Governor Ed Rendell has asked the state legislature to meet Aug. 23 to reexamine transportation needs.
U.S. freight carload traffic for the week ending August 7 notched “only moderate gains” of 3.5% compared with the same week in 2009, the Association of American Railroads said Thursday. Traffic was down 13% compared with the same week in 2008, AAR said.
Sixteen of the 19 carload commodity groups increased from the comparable week in 2009, with metallic ores, up 61.2%, and metals and metal products, up 37.8%, posting strong increases. All 19 commodity groups continued to trail 2008 levels.
U.S. intermodal traffic continued to fare better, up 18.6% from the same week in 2009, and down a modest 1.25% compared with 2008. Container volume continued to be a pacesetter, up 19.8% for the week compared with 2009 and up 6.8% from 2008 levels. Canadian freight carload traffic for the week gained 27.3% from the comparable year-ago period, while intermodal rose 29.7%. Mexico’s two major railroads reported freight carload traffic up 19.8% for the week compared with last year, and intermodal up a similar 18.6%. Combined North American rail volume for the first 31 weeks of 2010 on 13 reporting U.S., Canadian, and Mexican railroads up 10.1% from last year, while intermodal rose 14.3%.
Denver’s Regional Transportation District (RTD) Thursday said it has issued the official Notice to Proceed to Denver Transit Partners (DTP) with the FasTracks Eagle P3 Project’s first phase, a 22.8-mile East Corridor Commuter Rail Line to Denver International Airport.
-=-=-
* _Task_
Restate the rail traffic report from "U.S. freight carload" to "trail 2008 levels.", changing "commodity groups" to "freight categories" each time it appears.

* _Entries drawn from a collection_
-=-=-
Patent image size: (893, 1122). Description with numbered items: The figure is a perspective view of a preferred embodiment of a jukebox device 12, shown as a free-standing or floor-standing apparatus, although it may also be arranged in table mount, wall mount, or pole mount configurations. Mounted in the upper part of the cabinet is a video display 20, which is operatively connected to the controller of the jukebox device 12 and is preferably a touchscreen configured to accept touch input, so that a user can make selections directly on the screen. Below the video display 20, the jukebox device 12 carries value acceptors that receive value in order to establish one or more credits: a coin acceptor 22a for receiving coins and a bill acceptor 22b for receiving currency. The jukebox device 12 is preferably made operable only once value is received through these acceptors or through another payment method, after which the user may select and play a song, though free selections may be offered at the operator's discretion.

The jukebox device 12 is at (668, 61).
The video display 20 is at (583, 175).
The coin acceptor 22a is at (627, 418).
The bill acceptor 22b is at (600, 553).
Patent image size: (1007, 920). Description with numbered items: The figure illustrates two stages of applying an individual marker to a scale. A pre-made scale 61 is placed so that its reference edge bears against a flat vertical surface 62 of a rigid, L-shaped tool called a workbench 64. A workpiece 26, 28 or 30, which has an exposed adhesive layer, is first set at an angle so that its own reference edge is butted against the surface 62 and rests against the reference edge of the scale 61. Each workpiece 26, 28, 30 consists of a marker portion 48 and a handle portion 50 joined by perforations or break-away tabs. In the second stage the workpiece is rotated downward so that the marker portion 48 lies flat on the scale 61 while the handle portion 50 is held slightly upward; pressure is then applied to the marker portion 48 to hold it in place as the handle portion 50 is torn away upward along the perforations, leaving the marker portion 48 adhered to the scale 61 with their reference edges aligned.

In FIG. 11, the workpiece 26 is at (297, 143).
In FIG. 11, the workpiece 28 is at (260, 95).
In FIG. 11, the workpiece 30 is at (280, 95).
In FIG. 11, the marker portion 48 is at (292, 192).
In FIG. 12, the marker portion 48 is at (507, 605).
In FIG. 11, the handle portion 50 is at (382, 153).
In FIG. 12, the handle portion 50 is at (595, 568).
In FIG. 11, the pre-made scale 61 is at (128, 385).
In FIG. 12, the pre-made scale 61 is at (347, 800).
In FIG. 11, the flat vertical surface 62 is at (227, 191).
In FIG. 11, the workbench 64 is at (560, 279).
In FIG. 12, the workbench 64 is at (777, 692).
-=-=-
* _Expected answer_
U.S. freight carload traffic for the week ending August 7 notched “only moderate gains” of 3.5% compared with the same week in 2009, the Association of American Railroads said Thursday. Traffic was down 13% compared with the same week in 2008, AAR said.
Sixteen of the 19 carload freight categories increased from the comparable week in 2009, with metallic ores, up 61.2%, and metals and metal products, up 37.8%, posting strong increases. All 19 freight categories continued to trail 2008 levels.